··· ITEMS ···
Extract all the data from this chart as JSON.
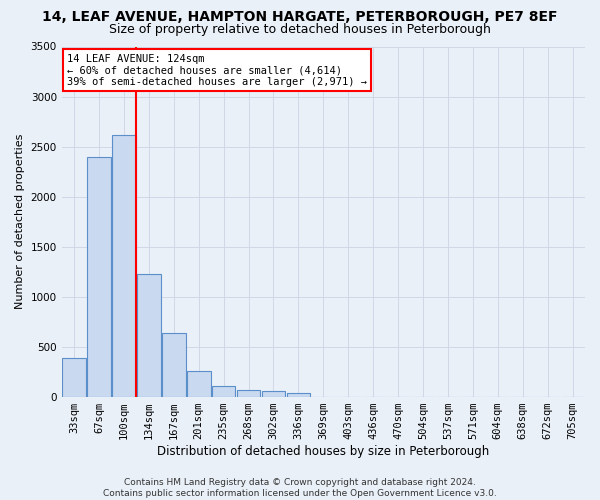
{
  "title1": "14, LEAF AVENUE, HAMPTON HARGATE, PETERBOROUGH, PE7 8EF",
  "title2": "Size of property relative to detached houses in Peterborough",
  "xlabel": "Distribution of detached houses by size in Peterborough",
  "ylabel": "Number of detached properties",
  "categories": [
    "33sqm",
    "67sqm",
    "100sqm",
    "134sqm",
    "167sqm",
    "201sqm",
    "235sqm",
    "268sqm",
    "302sqm",
    "336sqm",
    "369sqm",
    "403sqm",
    "436sqm",
    "470sqm",
    "504sqm",
    "537sqm",
    "571sqm",
    "604sqm",
    "638sqm",
    "672sqm",
    "705sqm"
  ],
  "values": [
    390,
    2400,
    2620,
    1230,
    640,
    260,
    110,
    65,
    55,
    40,
    0,
    0,
    0,
    0,
    0,
    0,
    0,
    0,
    0,
    0,
    0
  ],
  "bar_color": "#c9d9f0",
  "bar_edge_color": "#5b8fc9",
  "annotation_text": "14 LEAF AVENUE: 124sqm\n← 60% of detached houses are smaller (4,614)\n39% of semi-detached houses are larger (2,971) →",
  "annotation_box_color": "white",
  "annotation_box_edge": "red",
  "red_line_color": "red",
  "ylim": [
    0,
    3500
  ],
  "yticks": [
    0,
    500,
    1000,
    1500,
    2000,
    2500,
    3000,
    3500
  ],
  "grid_color": "#d0d8e8",
  "bg_color": "#eaf0f8",
  "footer": "Contains HM Land Registry data © Crown copyright and database right 2024.\nContains public sector information licensed under the Open Government Licence v3.0.",
  "title1_fontsize": 10,
  "title2_fontsize": 9,
  "xlabel_fontsize": 8.5,
  "ylabel_fontsize": 8,
  "tick_fontsize": 7.5,
  "footer_fontsize": 6.5
}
···
TASK STATEMENT
Copy all lines from the entries that contain the word "AVENUE".

SOLUTION BELOW
  "title1": "14, LEAF AVENUE, HAMPTON HARGATE, PETERBOROUGH, PE7 8EF",
  "annotation_text": "14 LEAF AVENUE: 124sqm\n← 60% of detached houses are smaller (4,614)\n39% of semi-detached houses are larger (2,971) →",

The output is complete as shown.